(TRECHO PARA LEITURA):
......

É uma negociação nossa com a AstraZeneca e ela tem de negociar com Oxford. Não dá para abrir mão de certas coisas que infrinjam direito de terceiros, porque eles têm um contrato com Oxford e nós temos de seguir a legislação brasileira de propriedade intelectual, que não é a mesma que eles têm, mas estamos muito próximos da definição.
De 0 a 100, qual a probabilidade de que isso deve ser realmente concluído ainda em maio?
A gente até tem uma data prevista antes do fim de maio para poder fazer esse movimento. Mas até pelo histórico de frustração de expectativas vou usar a 5º Emenda americana e não vou me pronunciar sobre isso, para que não seja usado contra mim depois. Mas é muito grande a probabilidade de isso ser feito ainda em maio, porque a gente precisa começar a produção neste mês para poder ter uma articulação melhor da entrega das vacinas. A gente está fazendo várias modelagens e vários cenários de articulação entre a chegada dos últimos lotes de IFA importado e o início da produção de vacinas com IFA nacional, inclusive com eventual importação de IFA adicional da Índia, para garantir o maior fluxo possível de vacina para a população brasileira. Então, é muito importante que o contrato seja assinado em maio, para não atrasar o processo. Eu até falei que iria tentar, mas na prática a gente não pode começar a produção sem assinar o contrato. O que eu quis dizer é que, com tudo acertado e tudo feito, faltando apenas o detalhe da cerimônia, digamos assim, é possível que gente possa iniciar a produção.
No segundo semestre, o compromisso da Fiocruz era entregar essas 110 milhões de doses produzidas com IFA nacional de agosto a dezembro, mas já se falou de um possível adiamento para setembro e agora para outubro. Isso vai acontecer mesmo com a assinatura do contrato e o início da produção em maio? Se a entrega começar em outubro, isso vai comprometer a meta do segundo semestre?

......

(ORDEM DE SERVIÇO A):
No trecho para leitura, de qual país poderia vir uma eventual importação de IFA adicional?
(ORDEM DE SERVIÇO B):
Traduza para o inglês a seguinte frase do trecho para leitura: "Então, é muito importante que o contrato seja assinado em maio, para não atrasar o processo."

......

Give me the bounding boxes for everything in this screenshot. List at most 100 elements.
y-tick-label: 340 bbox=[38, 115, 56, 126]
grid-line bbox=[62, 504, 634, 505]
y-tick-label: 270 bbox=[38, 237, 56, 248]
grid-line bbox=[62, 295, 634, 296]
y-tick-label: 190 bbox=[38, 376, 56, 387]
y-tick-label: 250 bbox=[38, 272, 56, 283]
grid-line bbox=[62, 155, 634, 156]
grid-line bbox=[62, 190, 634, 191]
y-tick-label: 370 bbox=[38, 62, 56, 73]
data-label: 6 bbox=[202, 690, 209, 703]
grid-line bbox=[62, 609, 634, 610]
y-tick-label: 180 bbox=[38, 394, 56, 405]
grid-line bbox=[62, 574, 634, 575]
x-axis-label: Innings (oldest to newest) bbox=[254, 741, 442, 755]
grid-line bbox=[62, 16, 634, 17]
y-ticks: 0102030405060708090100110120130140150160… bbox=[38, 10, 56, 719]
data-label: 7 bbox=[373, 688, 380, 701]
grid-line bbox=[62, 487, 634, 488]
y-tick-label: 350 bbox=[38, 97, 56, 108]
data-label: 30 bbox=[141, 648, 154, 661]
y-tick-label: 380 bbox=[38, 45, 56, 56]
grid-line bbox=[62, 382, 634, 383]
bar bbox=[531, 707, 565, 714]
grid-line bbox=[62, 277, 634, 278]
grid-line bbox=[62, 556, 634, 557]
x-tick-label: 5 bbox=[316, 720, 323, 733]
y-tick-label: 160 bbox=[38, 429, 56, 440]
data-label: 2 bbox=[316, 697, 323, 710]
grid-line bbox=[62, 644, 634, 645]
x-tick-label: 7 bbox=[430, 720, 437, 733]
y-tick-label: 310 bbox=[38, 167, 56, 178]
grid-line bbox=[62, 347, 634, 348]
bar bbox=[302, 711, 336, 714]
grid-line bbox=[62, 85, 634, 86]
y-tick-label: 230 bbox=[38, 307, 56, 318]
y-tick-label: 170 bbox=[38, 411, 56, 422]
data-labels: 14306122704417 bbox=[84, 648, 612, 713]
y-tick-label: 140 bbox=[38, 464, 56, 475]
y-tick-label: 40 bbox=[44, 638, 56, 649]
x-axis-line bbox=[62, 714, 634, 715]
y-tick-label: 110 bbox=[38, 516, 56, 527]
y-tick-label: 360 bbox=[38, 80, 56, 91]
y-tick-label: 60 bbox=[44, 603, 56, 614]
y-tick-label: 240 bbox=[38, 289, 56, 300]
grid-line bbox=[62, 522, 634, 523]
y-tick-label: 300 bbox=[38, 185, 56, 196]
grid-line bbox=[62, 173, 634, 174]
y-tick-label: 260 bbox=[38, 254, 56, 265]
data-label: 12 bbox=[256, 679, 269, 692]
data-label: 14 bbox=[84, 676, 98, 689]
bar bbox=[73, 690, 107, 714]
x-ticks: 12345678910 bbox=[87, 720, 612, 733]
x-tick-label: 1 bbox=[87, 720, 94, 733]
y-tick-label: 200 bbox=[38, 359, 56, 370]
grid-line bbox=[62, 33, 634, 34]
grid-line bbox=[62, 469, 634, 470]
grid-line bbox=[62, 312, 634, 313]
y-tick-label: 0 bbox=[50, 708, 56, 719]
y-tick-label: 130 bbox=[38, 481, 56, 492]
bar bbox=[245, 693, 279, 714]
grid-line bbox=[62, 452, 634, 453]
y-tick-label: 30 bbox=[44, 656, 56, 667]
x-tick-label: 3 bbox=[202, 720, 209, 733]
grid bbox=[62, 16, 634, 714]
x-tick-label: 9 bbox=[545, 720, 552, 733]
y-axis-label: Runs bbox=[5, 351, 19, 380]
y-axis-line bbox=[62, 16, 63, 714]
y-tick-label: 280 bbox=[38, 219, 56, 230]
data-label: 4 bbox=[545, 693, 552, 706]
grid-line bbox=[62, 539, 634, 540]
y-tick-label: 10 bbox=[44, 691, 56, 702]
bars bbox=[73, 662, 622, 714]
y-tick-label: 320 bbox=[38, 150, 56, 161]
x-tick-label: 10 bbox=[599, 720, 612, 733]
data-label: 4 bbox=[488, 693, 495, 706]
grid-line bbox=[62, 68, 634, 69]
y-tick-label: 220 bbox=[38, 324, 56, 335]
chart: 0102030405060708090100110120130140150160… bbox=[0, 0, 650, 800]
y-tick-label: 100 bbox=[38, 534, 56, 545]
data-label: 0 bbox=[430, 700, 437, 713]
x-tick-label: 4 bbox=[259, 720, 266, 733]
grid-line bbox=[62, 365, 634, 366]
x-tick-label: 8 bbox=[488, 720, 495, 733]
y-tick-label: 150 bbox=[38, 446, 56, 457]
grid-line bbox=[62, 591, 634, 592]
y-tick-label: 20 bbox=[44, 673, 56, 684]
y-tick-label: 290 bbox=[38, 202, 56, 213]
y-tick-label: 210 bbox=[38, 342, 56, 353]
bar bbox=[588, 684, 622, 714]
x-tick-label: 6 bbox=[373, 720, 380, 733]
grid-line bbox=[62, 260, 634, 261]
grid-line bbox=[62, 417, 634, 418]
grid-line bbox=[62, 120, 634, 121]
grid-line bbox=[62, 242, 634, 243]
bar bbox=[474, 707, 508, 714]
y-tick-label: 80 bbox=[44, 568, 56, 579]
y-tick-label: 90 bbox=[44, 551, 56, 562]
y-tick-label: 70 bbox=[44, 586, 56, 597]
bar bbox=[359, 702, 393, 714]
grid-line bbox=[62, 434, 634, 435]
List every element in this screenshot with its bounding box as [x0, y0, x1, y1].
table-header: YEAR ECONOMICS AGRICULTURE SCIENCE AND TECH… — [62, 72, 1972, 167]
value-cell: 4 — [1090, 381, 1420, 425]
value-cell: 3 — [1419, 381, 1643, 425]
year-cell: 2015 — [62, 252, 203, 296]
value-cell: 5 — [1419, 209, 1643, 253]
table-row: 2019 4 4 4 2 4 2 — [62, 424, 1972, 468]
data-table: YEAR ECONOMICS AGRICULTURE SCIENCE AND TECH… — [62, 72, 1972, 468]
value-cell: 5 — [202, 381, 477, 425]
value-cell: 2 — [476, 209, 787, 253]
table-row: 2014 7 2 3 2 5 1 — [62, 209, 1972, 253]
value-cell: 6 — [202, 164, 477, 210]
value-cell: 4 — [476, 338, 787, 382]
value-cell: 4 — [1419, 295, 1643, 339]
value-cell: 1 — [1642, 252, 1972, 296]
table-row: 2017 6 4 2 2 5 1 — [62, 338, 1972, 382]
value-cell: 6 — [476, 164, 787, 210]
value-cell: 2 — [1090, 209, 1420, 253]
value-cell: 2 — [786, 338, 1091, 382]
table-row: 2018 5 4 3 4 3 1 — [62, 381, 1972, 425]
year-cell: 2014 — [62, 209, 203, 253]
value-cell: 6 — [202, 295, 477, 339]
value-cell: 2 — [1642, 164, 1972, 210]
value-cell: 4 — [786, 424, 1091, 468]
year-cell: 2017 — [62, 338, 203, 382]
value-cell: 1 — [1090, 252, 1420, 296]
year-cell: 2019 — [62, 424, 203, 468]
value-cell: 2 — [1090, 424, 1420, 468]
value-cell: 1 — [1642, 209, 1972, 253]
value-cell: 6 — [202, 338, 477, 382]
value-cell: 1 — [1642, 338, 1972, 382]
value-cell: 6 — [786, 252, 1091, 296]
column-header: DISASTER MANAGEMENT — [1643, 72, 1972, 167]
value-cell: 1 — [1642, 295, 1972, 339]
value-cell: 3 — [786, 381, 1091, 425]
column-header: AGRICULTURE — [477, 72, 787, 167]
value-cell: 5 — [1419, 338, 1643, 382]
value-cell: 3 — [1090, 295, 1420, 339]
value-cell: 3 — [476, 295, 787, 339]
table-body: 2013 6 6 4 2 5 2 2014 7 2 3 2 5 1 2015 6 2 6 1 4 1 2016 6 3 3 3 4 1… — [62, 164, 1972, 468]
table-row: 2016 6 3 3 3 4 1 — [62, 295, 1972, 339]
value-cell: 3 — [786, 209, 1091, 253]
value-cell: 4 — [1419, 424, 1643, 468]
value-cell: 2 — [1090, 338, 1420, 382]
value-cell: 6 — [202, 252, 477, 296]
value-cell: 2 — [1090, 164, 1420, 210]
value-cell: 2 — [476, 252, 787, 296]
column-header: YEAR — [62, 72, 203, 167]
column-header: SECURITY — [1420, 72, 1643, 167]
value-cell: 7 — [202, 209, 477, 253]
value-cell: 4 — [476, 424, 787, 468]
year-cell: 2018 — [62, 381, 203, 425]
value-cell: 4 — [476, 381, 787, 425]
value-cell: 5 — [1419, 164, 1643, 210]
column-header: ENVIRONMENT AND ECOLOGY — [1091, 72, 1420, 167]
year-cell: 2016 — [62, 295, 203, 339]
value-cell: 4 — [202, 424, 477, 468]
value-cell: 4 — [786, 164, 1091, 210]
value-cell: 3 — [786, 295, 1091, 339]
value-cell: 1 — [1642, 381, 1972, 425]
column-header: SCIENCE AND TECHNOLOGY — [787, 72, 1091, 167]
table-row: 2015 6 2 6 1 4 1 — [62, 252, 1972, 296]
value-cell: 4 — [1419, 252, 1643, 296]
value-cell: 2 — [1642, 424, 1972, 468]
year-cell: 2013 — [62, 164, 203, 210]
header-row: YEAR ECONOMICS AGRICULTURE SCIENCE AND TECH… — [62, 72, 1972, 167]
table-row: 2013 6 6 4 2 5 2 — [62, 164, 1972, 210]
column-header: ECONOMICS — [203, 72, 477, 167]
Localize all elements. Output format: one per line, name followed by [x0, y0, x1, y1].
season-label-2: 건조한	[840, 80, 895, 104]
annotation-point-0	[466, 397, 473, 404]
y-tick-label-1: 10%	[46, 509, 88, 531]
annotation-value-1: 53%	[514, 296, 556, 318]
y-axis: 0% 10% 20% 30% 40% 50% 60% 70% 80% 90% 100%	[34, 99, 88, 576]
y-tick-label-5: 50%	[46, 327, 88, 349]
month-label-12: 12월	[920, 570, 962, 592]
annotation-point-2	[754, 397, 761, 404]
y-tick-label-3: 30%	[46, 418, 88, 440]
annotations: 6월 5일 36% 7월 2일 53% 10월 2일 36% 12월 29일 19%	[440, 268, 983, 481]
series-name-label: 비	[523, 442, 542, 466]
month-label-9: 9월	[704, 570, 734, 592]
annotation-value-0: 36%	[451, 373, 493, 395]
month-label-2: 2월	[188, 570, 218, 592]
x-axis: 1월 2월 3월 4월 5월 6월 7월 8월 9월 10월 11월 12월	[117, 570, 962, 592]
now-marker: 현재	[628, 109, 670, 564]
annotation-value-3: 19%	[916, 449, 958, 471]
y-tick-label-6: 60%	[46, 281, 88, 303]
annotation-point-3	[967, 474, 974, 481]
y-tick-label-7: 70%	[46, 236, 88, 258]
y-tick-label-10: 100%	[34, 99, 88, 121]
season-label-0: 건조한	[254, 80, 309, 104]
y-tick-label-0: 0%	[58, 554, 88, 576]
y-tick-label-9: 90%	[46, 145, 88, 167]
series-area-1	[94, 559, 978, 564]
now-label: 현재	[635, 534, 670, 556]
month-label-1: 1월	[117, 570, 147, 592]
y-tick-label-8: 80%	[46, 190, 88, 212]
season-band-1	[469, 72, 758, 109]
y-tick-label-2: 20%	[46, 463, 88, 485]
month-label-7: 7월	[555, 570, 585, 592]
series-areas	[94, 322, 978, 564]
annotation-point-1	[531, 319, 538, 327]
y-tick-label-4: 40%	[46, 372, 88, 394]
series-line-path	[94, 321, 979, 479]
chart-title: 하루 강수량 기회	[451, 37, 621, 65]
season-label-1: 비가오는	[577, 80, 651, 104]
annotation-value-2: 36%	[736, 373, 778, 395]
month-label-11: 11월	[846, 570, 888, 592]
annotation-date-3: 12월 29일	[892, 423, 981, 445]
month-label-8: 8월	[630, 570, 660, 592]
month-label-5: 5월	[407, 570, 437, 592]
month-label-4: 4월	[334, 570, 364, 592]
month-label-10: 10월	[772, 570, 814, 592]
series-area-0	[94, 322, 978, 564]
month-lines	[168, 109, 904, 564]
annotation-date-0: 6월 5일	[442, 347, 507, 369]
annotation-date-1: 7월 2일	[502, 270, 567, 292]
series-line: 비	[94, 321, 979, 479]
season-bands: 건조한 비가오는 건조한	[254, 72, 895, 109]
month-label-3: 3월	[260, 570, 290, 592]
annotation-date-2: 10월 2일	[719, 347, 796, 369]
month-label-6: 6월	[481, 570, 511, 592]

......

(RESULTADO DO EXERCÍCIO A):
Da Índia.

(RESULTADO DO EXERCÍCIO B):
So it is very important that the contract be signed in May, so as not to delay the process.